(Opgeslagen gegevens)
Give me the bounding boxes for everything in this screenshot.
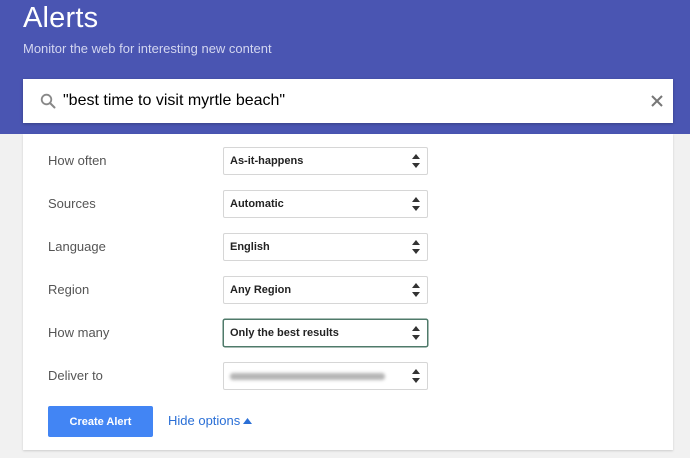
option-label: How many	[48, 325, 110, 340]
select-arrows-icon	[412, 369, 420, 383]
select-arrows-icon	[412, 197, 420, 211]
select-value: Automatic	[230, 198, 284, 210]
option-row-sources: Sources Automatic	[23, 190, 673, 218]
options-panel: How often As-it-happens Sources Automati…	[23, 134, 673, 450]
option-label: Deliver to	[48, 368, 103, 383]
option-label: Region	[48, 282, 90, 297]
close-icon[interactable]	[650, 94, 664, 108]
search-icon	[40, 93, 56, 109]
select-value: Any Region	[230, 284, 292, 296]
option-row-how-many: How many Only the best results	[23, 319, 673, 347]
option-label: Sources	[48, 196, 96, 211]
page-subtitle: Monitor the web for interesting new cont…	[23, 41, 272, 56]
option-row-region: Region Any Region	[23, 276, 673, 304]
region-select[interactable]: Any Region	[223, 276, 428, 304]
hide-options-link[interactable]: Hide options	[168, 413, 240, 428]
select-arrows-icon	[412, 154, 420, 168]
option-row-how-often: How often As-it-happens	[23, 147, 673, 175]
deliver-to-select[interactable]	[223, 362, 428, 390]
select-arrows-icon	[412, 283, 420, 297]
how-many-select[interactable]: Only the best results	[223, 319, 428, 347]
create-alert-button[interactable]: Create Alert	[48, 406, 153, 437]
redacted-email	[230, 370, 385, 382]
how-often-select[interactable]: As-it-happens	[223, 147, 428, 175]
sources-select[interactable]: Automatic	[223, 190, 428, 218]
select-value: Only the best results	[230, 327, 339, 339]
caret-up-icon[interactable]	[243, 418, 252, 424]
select-arrows-icon	[412, 240, 420, 254]
search-input[interactable]	[63, 79, 633, 123]
option-row-language: Language English	[23, 233, 673, 261]
option-label: Language	[48, 239, 106, 254]
select-value: As-it-happens	[230, 155, 304, 167]
option-label: How often	[48, 153, 107, 168]
search-box[interactable]	[23, 79, 673, 123]
page-title: Alerts	[23, 2, 99, 34]
language-select[interactable]: English	[223, 233, 428, 261]
option-row-deliver-to: Deliver to	[23, 362, 673, 390]
select-arrows-icon	[412, 326, 420, 340]
select-value: English	[230, 241, 270, 253]
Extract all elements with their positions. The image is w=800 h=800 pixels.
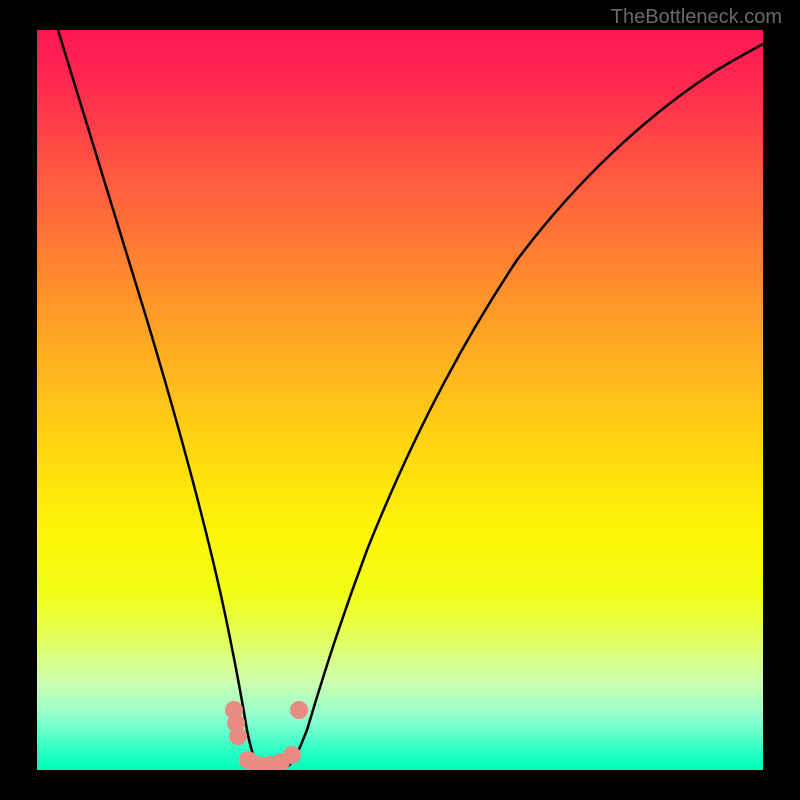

**Gegeven opdracht**
Neem al het materiaal hierboven letterlijk en volledig over, zonder de afbeeldingen.

**Uitwerking opdracht**
Give me the bounding boxes for everything in this screenshot.
option-label: How many	[48, 325, 110, 340]
select-arrows-icon	[412, 369, 420, 383]
select-arrows-icon	[412, 197, 420, 211]
select-value: Automatic	[230, 198, 284, 210]
option-row-sources: Sources Automatic	[23, 190, 673, 218]
options-panel: How often As-it-happens Sources Automati…	[23, 134, 673, 450]
option-label: Deliver to	[48, 368, 103, 383]
option-label: Region	[48, 282, 90, 297]
close-icon[interactable]	[650, 94, 664, 108]
search-icon	[40, 93, 56, 109]
select-value: Any Region	[230, 284, 292, 296]
option-row-how-many: How many Only the best results	[23, 319, 673, 347]
option-label: Sources	[48, 196, 96, 211]
page-subtitle: Monitor the web for interesting new cont…	[23, 41, 272, 56]
option-row-region: Region Any Region	[23, 276, 673, 304]
region-select[interactable]: Any Region	[223, 276, 428, 304]
hide-options-link[interactable]: Hide options	[168, 413, 240, 428]
select-arrows-icon	[412, 154, 420, 168]
option-row-how-often: How often As-it-happens	[23, 147, 673, 175]
deliver-to-select[interactable]	[223, 362, 428, 390]
select-arrows-icon	[412, 283, 420, 297]
how-many-select[interactable]: Only the best results	[223, 319, 428, 347]
create-alert-button[interactable]: Create Alert	[48, 406, 153, 437]
redacted-email	[230, 370, 385, 382]
how-often-select[interactable]: As-it-happens	[223, 147, 428, 175]
sources-select[interactable]: Automatic	[223, 190, 428, 218]
select-value: Only the best results	[230, 327, 339, 339]
caret-up-icon[interactable]	[243, 418, 252, 424]
select-arrows-icon	[412, 240, 420, 254]
search-input[interactable]	[63, 79, 633, 123]
option-row-language: Language English	[23, 233, 673, 261]
option-label: Language	[48, 239, 106, 254]
select-value: As-it-happens	[230, 155, 304, 167]
option-label: How often	[48, 153, 107, 168]
search-box[interactable]	[23, 79, 673, 123]
page-title: Alerts	[23, 2, 99, 34]
language-select[interactable]: English	[223, 233, 428, 261]
option-row-deliver-to: Deliver to	[23, 362, 673, 390]
select-arrows-icon	[412, 326, 420, 340]
select-value: English	[230, 241, 270, 253]
Extract all elements with their positions. The image is w=800 h=800 pixels.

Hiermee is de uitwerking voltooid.